Chart and figure data
···

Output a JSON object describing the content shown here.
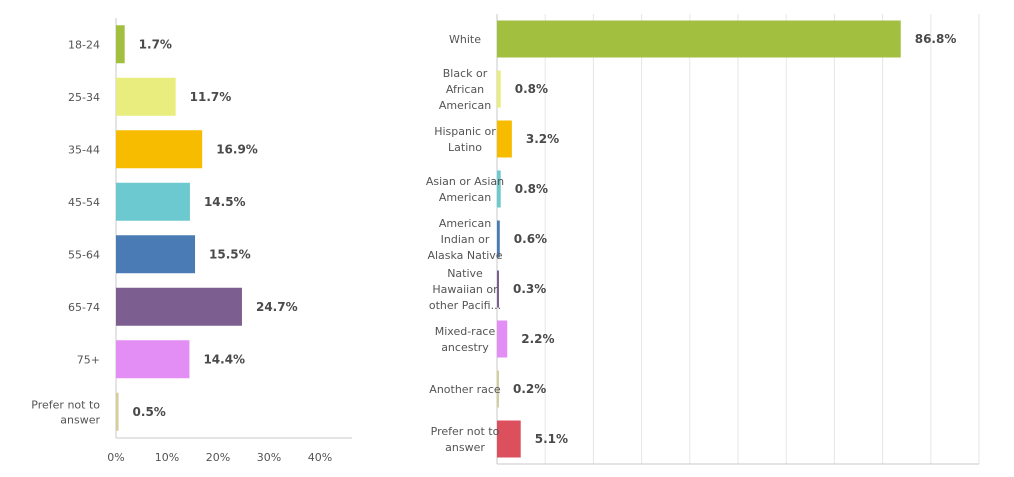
{
  "chart_data": [
    {
      "type": "bar",
      "orientation": "horizontal",
      "title": "",
      "categories": [
        "18-24",
        "25-34",
        "35-44",
        "45-54",
        "55-64",
        "65-74",
        "75+",
        "Prefer not to answer"
      ],
      "values": [
        1.7,
        11.7,
        16.9,
        14.5,
        15.5,
        24.7,
        14.4,
        0.5
      ],
      "value_labels": [
        "1.7%",
        "11.7%",
        "16.9%",
        "14.5%",
        "15.5%",
        "24.7%",
        "14.4%",
        "0.5%"
      ],
      "colors": [
        "#a2bf3f",
        "#e8ed7d",
        "#f7bc00",
        "#6cc9cf",
        "#4b7bb5",
        "#7d5e90",
        "#e38ef5",
        "#d3ce9c"
      ],
      "x_ticks": [
        "0%",
        "10%",
        "20%",
        "30%",
        "40%"
      ],
      "xlim": [
        0,
        45
      ],
      "grid": false
    },
    {
      "type": "bar",
      "orientation": "horizontal",
      "title": "",
      "categories": [
        "White",
        "Black or African American",
        "Hispanic or Latino",
        "Asian or Asian American",
        "American Indian or Alaska Native",
        "Native Hawaiian or other Pacifi...",
        "Mixed-race ancestry",
        "Another race",
        "Prefer not to answer"
      ],
      "category_lines": [
        [
          "White"
        ],
        [
          "Black or",
          "African",
          "American"
        ],
        [
          "Hispanic or",
          "Latino"
        ],
        [
          "Asian or Asian",
          "American"
        ],
        [
          "American",
          "Indian or",
          "Alaska Native"
        ],
        [
          "Native",
          "Hawaiian or",
          "other Pacifi..."
        ],
        [
          "Mixed-race",
          "ancestry"
        ],
        [
          "Another race"
        ],
        [
          "Prefer not to",
          "answer"
        ]
      ],
      "values": [
        86.8,
        0.8,
        3.2,
        0.8,
        0.6,
        0.3,
        2.2,
        0.2,
        5.1
      ],
      "value_labels": [
        "86.8%",
        "0.8%",
        "3.2%",
        "0.8%",
        "0.6%",
        "0.3%",
        "2.2%",
        "0.2%",
        "5.1%"
      ],
      "colors": [
        "#a2bf3f",
        "#e8ed7d",
        "#f7bc00",
        "#6cc9cf",
        "#4b7bb5",
        "#7d5e90",
        "#e38ef5",
        "#d3ce9c",
        "#dc4f5c"
      ],
      "xlim": [
        0,
        100
      ],
      "grid": true
    }
  ]
}
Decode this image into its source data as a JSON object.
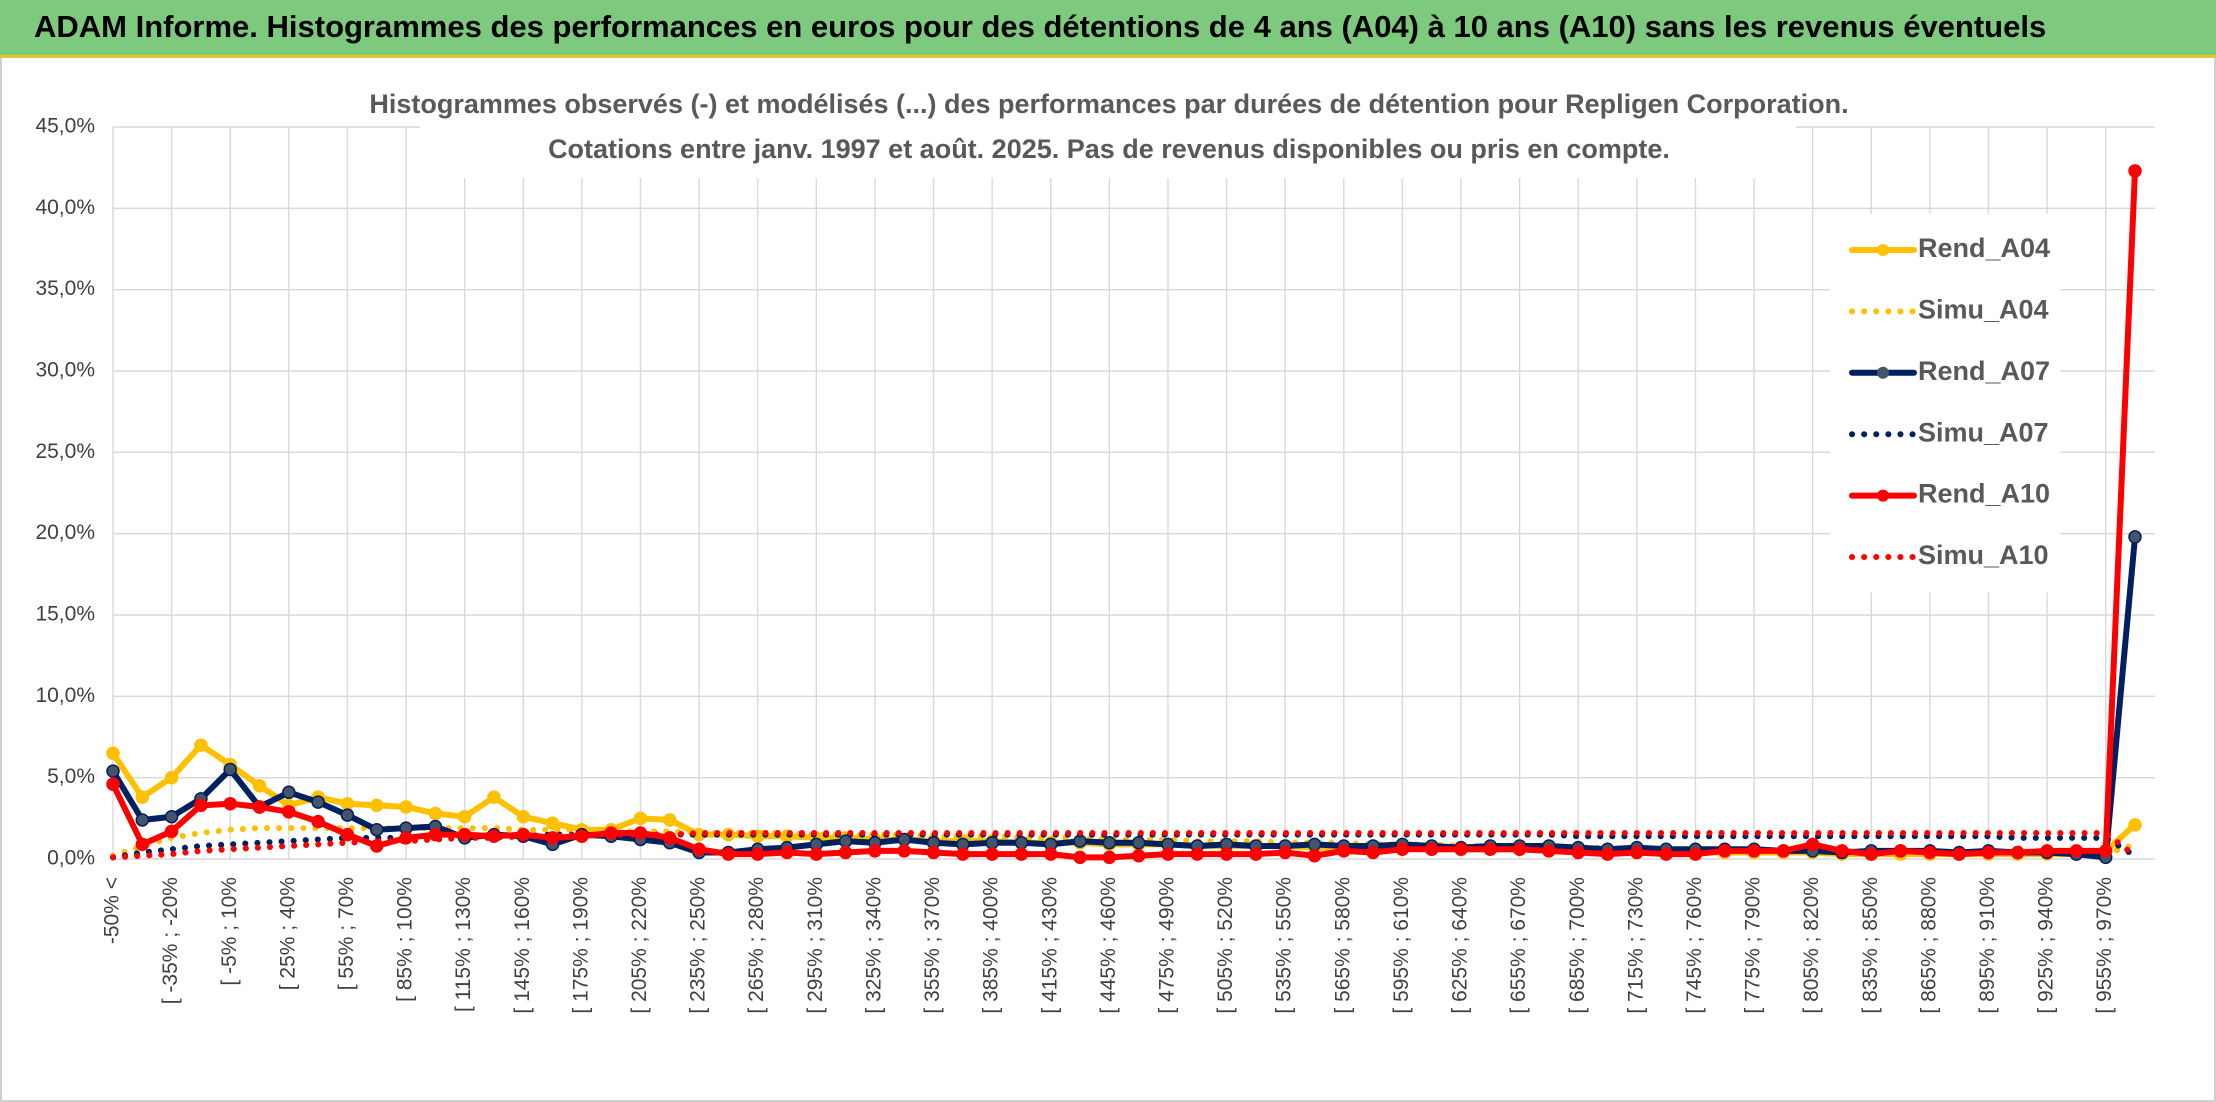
{
  "chart_data": {
    "type": "line",
    "title": "ADAM Informe. Histogrammes des performances en euros pour des détentions de 4 ans (A04) à 10 ans (A10) sans les revenus éventuels",
    "subtitle": [
      "Histogrammes observés (-) et modélisés (...) des performances par durées de détention pour Repligen Corporation.",
      "Cotations entre janv. 1997 et août. 2025. Pas de revenus disponibles ou pris en compte."
    ],
    "categories": [
      "-50% <",
      null,
      "[ -35% ; -20%",
      null,
      "[ -5% ; 10%",
      null,
      "[ 25% ; 40%",
      null,
      "[ 55% ; 70%",
      null,
      "[ 85% ; 100%",
      null,
      "[ 115% ; 130%",
      null,
      "[ 145% ; 160%",
      null,
      "[ 175% ; 190%",
      null,
      "[ 205% ; 220%",
      null,
      "[ 235% ; 250%",
      null,
      "[ 265% ; 280%",
      null,
      "[ 295% ; 310%",
      null,
      "[ 325% ; 340%",
      null,
      "[ 355% ; 370%",
      null,
      "[ 385% ; 400%",
      null,
      "[ 415% ; 430%",
      null,
      "[ 445% ; 460%",
      null,
      "[ 475% ; 490%",
      null,
      "[ 505% ; 520%",
      null,
      "[ 535% ; 550%",
      null,
      "[ 565% ; 580%",
      null,
      "[ 595% ; 610%",
      null,
      "[ 625% ; 640%",
      null,
      "[ 655% ; 670%",
      null,
      "[ 685% ; 700%",
      null,
      "[ 715% ; 730%",
      null,
      "[ 745% ; 760%",
      null,
      "[ 775% ; 790%",
      null,
      "[ 805% ; 820%",
      null,
      "[ 835% ; 850%",
      null,
      "[ 865% ; 880%",
      null,
      "[ 895% ; 910%",
      null,
      "[ 925% ; 940%",
      null,
      "[ 955% ; 970%",
      null
    ],
    "series": [
      {
        "name": "Rend_A04",
        "color": "#FFC000",
        "style": "solid",
        "values": [
          6.5,
          3.8,
          5.0,
          7.0,
          5.8,
          4.5,
          3.3,
          3.8,
          3.4,
          3.3,
          3.2,
          2.8,
          2.6,
          3.8,
          2.6,
          2.2,
          1.8,
          1.8,
          2.5,
          2.4,
          1.5,
          1.5,
          1.4,
          1.4,
          1.3,
          1.3,
          1.2,
          1.2,
          1.1,
          1.1,
          1.1,
          1.0,
          1.0,
          1.0,
          0.9,
          0.9,
          0.9,
          0.8,
          0.8,
          0.8,
          0.8,
          0.7,
          0.7,
          0.7,
          0.7,
          0.6,
          0.6,
          0.6,
          0.6,
          0.5,
          0.5,
          0.5,
          0.5,
          0.5,
          0.4,
          0.4,
          0.4,
          0.4,
          0.4,
          0.3,
          0.3,
          0.3,
          0.3,
          0.3,
          0.3,
          0.3,
          0.3,
          0.3,
          0.5,
          2.1
        ]
      },
      {
        "name": "Simu_A04",
        "color": "#FFC000",
        "style": "dotted",
        "values": [
          0.2,
          0.8,
          1.3,
          1.6,
          1.8,
          1.9,
          1.9,
          1.9,
          1.9,
          1.9,
          1.9,
          1.9,
          1.9,
          1.9,
          1.8,
          1.8,
          1.8,
          1.7,
          1.7,
          1.7,
          1.6,
          1.6,
          1.6,
          1.6,
          1.5,
          1.5,
          1.5,
          1.5,
          1.4,
          1.4,
          1.4,
          1.3,
          1.3,
          1.3,
          1.2,
          1.2,
          1.2,
          1.1,
          1.1,
          1.1,
          1.0,
          1.0,
          1.0,
          0.9,
          0.9,
          0.9,
          0.8,
          0.8,
          0.8,
          0.7,
          0.7,
          0.7,
          0.6,
          0.6,
          0.6,
          0.6,
          0.5,
          0.5,
          0.5,
          0.5,
          0.4,
          0.4,
          0.4,
          0.4,
          0.4,
          0.3,
          0.3,
          0.3,
          0.3,
          0.9
        ]
      },
      {
        "name": "Rend_A07",
        "color": "#002060",
        "style": "solid",
        "values": [
          5.4,
          2.4,
          2.6,
          3.7,
          5.5,
          3.2,
          4.1,
          3.5,
          2.7,
          1.8,
          1.9,
          2.0,
          1.3,
          1.5,
          1.4,
          0.9,
          1.5,
          1.4,
          1.2,
          1.0,
          0.4,
          0.4,
          0.6,
          0.7,
          0.9,
          1.1,
          1.0,
          1.2,
          1.0,
          0.9,
          1.0,
          1.0,
          0.9,
          1.1,
          1.0,
          1.0,
          0.9,
          0.8,
          0.9,
          0.8,
          0.8,
          0.9,
          0.8,
          0.8,
          0.9,
          0.8,
          0.7,
          0.8,
          0.8,
          0.8,
          0.7,
          0.6,
          0.7,
          0.6,
          0.6,
          0.6,
          0.6,
          0.5,
          0.5,
          0.4,
          0.5,
          0.5,
          0.5,
          0.4,
          0.5,
          0.4,
          0.4,
          0.3,
          0.1,
          19.8
        ]
      },
      {
        "name": "Simu_A07",
        "color": "#002060",
        "style": "dotted",
        "values": [
          0.1,
          0.4,
          0.6,
          0.8,
          0.9,
          1.0,
          1.1,
          1.2,
          1.3,
          1.3,
          1.3,
          1.4,
          1.4,
          1.4,
          1.4,
          1.5,
          1.5,
          1.5,
          1.5,
          1.5,
          1.5,
          1.5,
          1.5,
          1.5,
          1.5,
          1.5,
          1.5,
          1.5,
          1.5,
          1.5,
          1.5,
          1.5,
          1.5,
          1.5,
          1.5,
          1.5,
          1.5,
          1.5,
          1.5,
          1.5,
          1.5,
          1.5,
          1.5,
          1.5,
          1.5,
          1.5,
          1.5,
          1.5,
          1.5,
          1.5,
          1.4,
          1.4,
          1.4,
          1.4,
          1.4,
          1.4,
          1.4,
          1.4,
          1.4,
          1.4,
          1.4,
          1.4,
          1.4,
          1.4,
          1.4,
          1.3,
          1.3,
          1.3,
          1.3,
          0.2
        ]
      },
      {
        "name": "Rend_A10",
        "color": "#FF0000",
        "style": "solid",
        "values": [
          4.6,
          0.9,
          1.7,
          3.3,
          3.4,
          3.2,
          2.9,
          2.3,
          1.5,
          0.8,
          1.3,
          1.5,
          1.5,
          1.4,
          1.5,
          1.3,
          1.4,
          1.6,
          1.6,
          1.3,
          0.6,
          0.3,
          0.3,
          0.4,
          0.3,
          0.4,
          0.5,
          0.5,
          0.4,
          0.3,
          0.3,
          0.3,
          0.3,
          0.1,
          0.1,
          0.2,
          0.3,
          0.3,
          0.3,
          0.3,
          0.4,
          0.2,
          0.5,
          0.4,
          0.6,
          0.6,
          0.6,
          0.6,
          0.6,
          0.5,
          0.4,
          0.3,
          0.4,
          0.3,
          0.3,
          0.5,
          0.5,
          0.5,
          0.9,
          0.5,
          0.3,
          0.5,
          0.4,
          0.3,
          0.4,
          0.4,
          0.5,
          0.5,
          0.5,
          42.3
        ]
      },
      {
        "name": "Simu_A10",
        "color": "#FF0000",
        "style": "dotted",
        "values": [
          0.1,
          0.2,
          0.3,
          0.5,
          0.6,
          0.7,
          0.8,
          0.9,
          1.0,
          1.1,
          1.1,
          1.2,
          1.3,
          1.3,
          1.4,
          1.4,
          1.5,
          1.5,
          1.5,
          1.5,
          1.6,
          1.6,
          1.6,
          1.6,
          1.6,
          1.6,
          1.6,
          1.6,
          1.6,
          1.6,
          1.6,
          1.6,
          1.6,
          1.6,
          1.6,
          1.6,
          1.6,
          1.6,
          1.6,
          1.6,
          1.6,
          1.6,
          1.6,
          1.6,
          1.6,
          1.6,
          1.6,
          1.6,
          1.6,
          1.6,
          1.6,
          1.6,
          1.6,
          1.6,
          1.6,
          1.6,
          1.6,
          1.6,
          1.6,
          1.6,
          1.6,
          1.6,
          1.6,
          1.6,
          1.6,
          1.6,
          1.6,
          1.6,
          1.6,
          0.2
        ]
      }
    ],
    "ylim": [
      0,
      45
    ],
    "yticks": [
      {
        "value": 0,
        "label": "0,0%"
      },
      {
        "value": 5,
        "label": "5,0%"
      },
      {
        "value": 10,
        "label": "10,0%"
      },
      {
        "value": 15,
        "label": "15,0%"
      },
      {
        "value": 20,
        "label": "20,0%"
      },
      {
        "value": 25,
        "label": "25,0%"
      },
      {
        "value": 30,
        "label": "30,0%"
      },
      {
        "value": 35,
        "label": "35,0%"
      },
      {
        "value": 40,
        "label": "40,0%"
      },
      {
        "value": 45,
        "label": "45,0%"
      }
    ],
    "grid": true,
    "legend": "right"
  }
}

···

- TASK DIRECTIONS
Determine how many lines in the data above contain the string "Hawaiian". Give nothing except the number.

- WRITTEN REPLY
2